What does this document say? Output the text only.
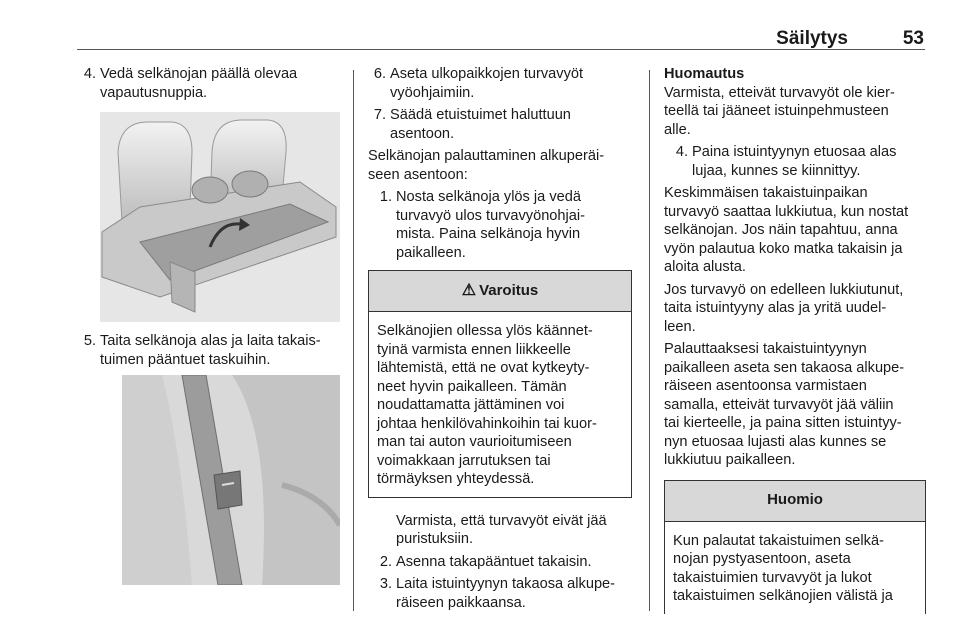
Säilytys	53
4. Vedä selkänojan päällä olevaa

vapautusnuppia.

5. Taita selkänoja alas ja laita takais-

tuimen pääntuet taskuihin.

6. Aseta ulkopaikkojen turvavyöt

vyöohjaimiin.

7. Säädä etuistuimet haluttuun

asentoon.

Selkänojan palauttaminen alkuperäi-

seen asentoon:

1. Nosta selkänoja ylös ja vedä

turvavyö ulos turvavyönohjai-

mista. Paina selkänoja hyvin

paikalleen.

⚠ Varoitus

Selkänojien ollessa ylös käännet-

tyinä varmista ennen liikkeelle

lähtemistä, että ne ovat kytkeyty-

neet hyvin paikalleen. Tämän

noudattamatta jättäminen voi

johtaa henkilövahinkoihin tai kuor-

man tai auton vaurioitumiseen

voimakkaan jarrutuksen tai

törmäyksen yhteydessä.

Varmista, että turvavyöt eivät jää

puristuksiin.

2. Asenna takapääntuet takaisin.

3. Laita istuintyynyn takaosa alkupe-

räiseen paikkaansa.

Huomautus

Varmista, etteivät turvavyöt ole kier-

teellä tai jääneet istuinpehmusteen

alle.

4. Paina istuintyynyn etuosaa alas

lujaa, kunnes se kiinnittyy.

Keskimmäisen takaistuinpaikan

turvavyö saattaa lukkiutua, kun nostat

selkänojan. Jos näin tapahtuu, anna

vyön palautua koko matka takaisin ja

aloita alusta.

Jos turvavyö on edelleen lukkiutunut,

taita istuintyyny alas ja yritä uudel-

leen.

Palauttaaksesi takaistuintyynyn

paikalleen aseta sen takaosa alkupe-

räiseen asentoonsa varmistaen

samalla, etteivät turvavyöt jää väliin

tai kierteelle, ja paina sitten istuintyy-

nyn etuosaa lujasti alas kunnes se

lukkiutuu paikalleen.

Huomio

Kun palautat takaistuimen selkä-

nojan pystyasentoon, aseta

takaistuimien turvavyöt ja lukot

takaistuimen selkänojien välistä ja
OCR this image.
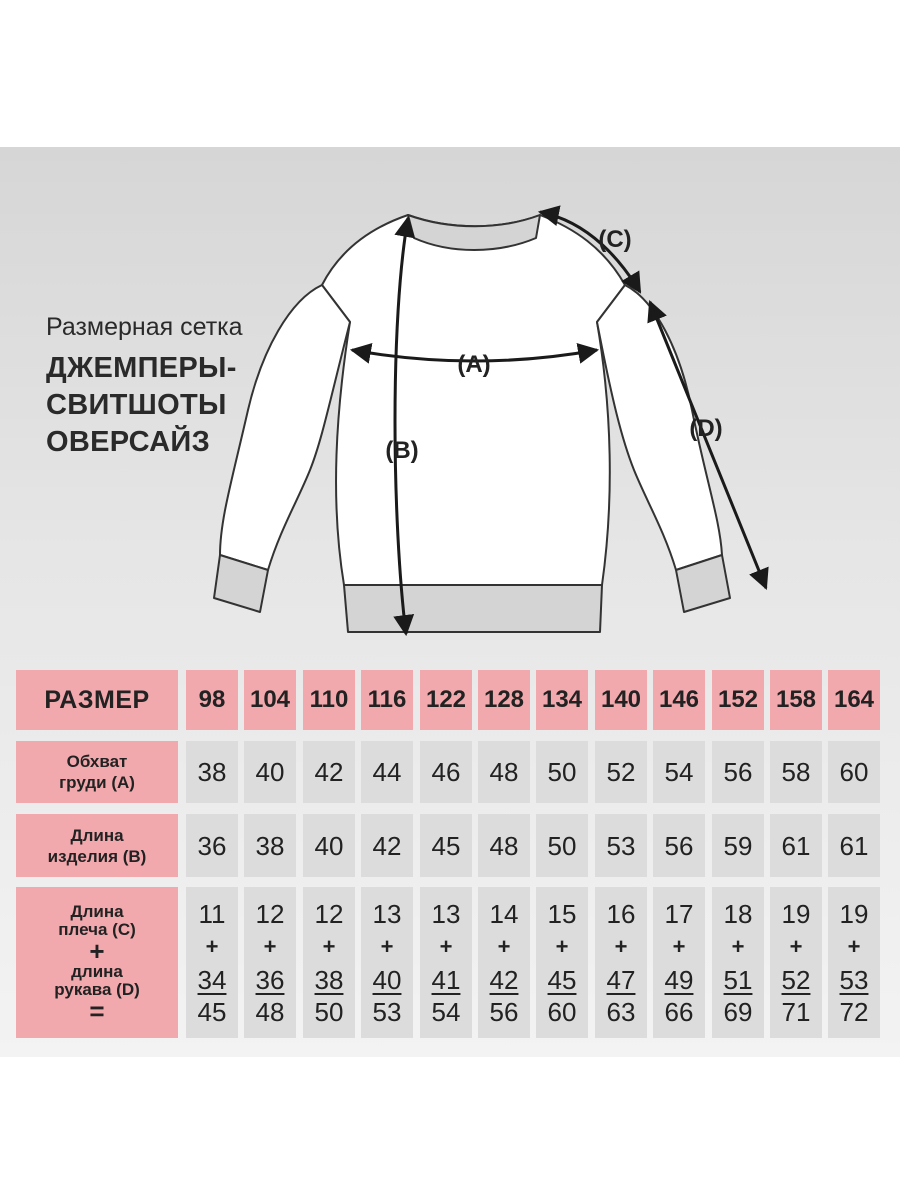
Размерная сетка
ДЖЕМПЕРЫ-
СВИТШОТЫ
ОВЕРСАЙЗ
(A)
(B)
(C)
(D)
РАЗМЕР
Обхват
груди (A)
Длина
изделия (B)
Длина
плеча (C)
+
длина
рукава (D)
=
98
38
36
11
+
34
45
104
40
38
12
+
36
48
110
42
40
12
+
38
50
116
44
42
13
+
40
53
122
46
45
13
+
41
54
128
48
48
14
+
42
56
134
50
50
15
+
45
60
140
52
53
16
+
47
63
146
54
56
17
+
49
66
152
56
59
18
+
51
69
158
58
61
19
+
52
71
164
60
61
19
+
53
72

■ TASK DIRECTIONS:
All of the lines above should be printed exactly, minus the pictures.

■ SOLUTION FOR THIS PROBLEM:
What does this document say? Output the text only.
Säilytys	53
4. Vedä selkänojan päällä olevaa

vapautusnuppia.

5. Taita selkänoja alas ja laita takais-

tuimen pääntuet taskuihin.

6. Aseta ulkopaikkojen turvavyöt

vyöohjaimiin.

7. Säädä etuistuimet haluttuun

asentoon.

Selkänojan palauttaminen alkuperäi-

seen asentoon:

1. Nosta selkänoja ylös ja vedä

turvavyö ulos turvavyönohjai-

mista. Paina selkänoja hyvin

paikalleen.

⚠ Varoitus

Selkänojien ollessa ylös käännet-

tyinä varmista ennen liikkeelle

lähtemistä, että ne ovat kytkeyty-

neet hyvin paikalleen. Tämän

noudattamatta jättäminen voi

johtaa henkilövahinkoihin tai kuor-

man tai auton vaurioitumiseen

voimakkaan jarrutuksen tai

törmäyksen yhteydessä.

Varmista, että turvavyöt eivät jää

puristuksiin.

2. Asenna takapääntuet takaisin.

3. Laita istuintyynyn takaosa alkupe-

räiseen paikkaansa.

Huomautus

Varmista, etteivät turvavyöt ole kier-

teellä tai jääneet istuinpehmusteen

alle.

4. Paina istuintyynyn etuosaa alas

lujaa, kunnes se kiinnittyy.

Keskimmäisen takaistuinpaikan

turvavyö saattaa lukkiutua, kun nostat

selkänojan. Jos näin tapahtuu, anna

vyön palautua koko matka takaisin ja

aloita alusta.

Jos turvavyö on edelleen lukkiutunut,

taita istuintyyny alas ja yritä uudel-

leen.

Palauttaaksesi takaistuintyynyn

paikalleen aseta sen takaosa alkupe-

räiseen asentoonsa varmistaen

samalla, etteivät turvavyöt jää väliin

tai kierteelle, ja paina sitten istuintyy-

nyn etuosaa lujasti alas kunnes se

lukkiutuu paikalleen.

Huomio

Kun palautat takaistuimen selkä-

nojan pystyasentoon, aseta

takaistuimien turvavyöt ja lukot

takaistuimen selkänojien välistä ja
OCR this image.
Размерная сетка
ДЖЕМПЕРЫ-
СВИТШОТЫ
ОВЕРСАЙЗ
(A)
(B)
(C)
(D)
РАЗМЕР
Обхват
груди (A)
Длина
изделия (B)
Длина
плеча (C)
+
длина
рукава (D)
=
98
38
36
11
+
34
45
104
40
38
12
+
36
48
110
42
40
12
+
38
50
116
44
42
13
+
40
53
122
46
45
13
+
41
54
128
48
48
14
+
42
56
134
50
50
15
+
45
60
140
52
53
16
+
47
63
146
54
56
17
+
49
66
152
56
59
18
+
51
69
158
58
61
19
+
52
71
164
60
61
19
+
53
72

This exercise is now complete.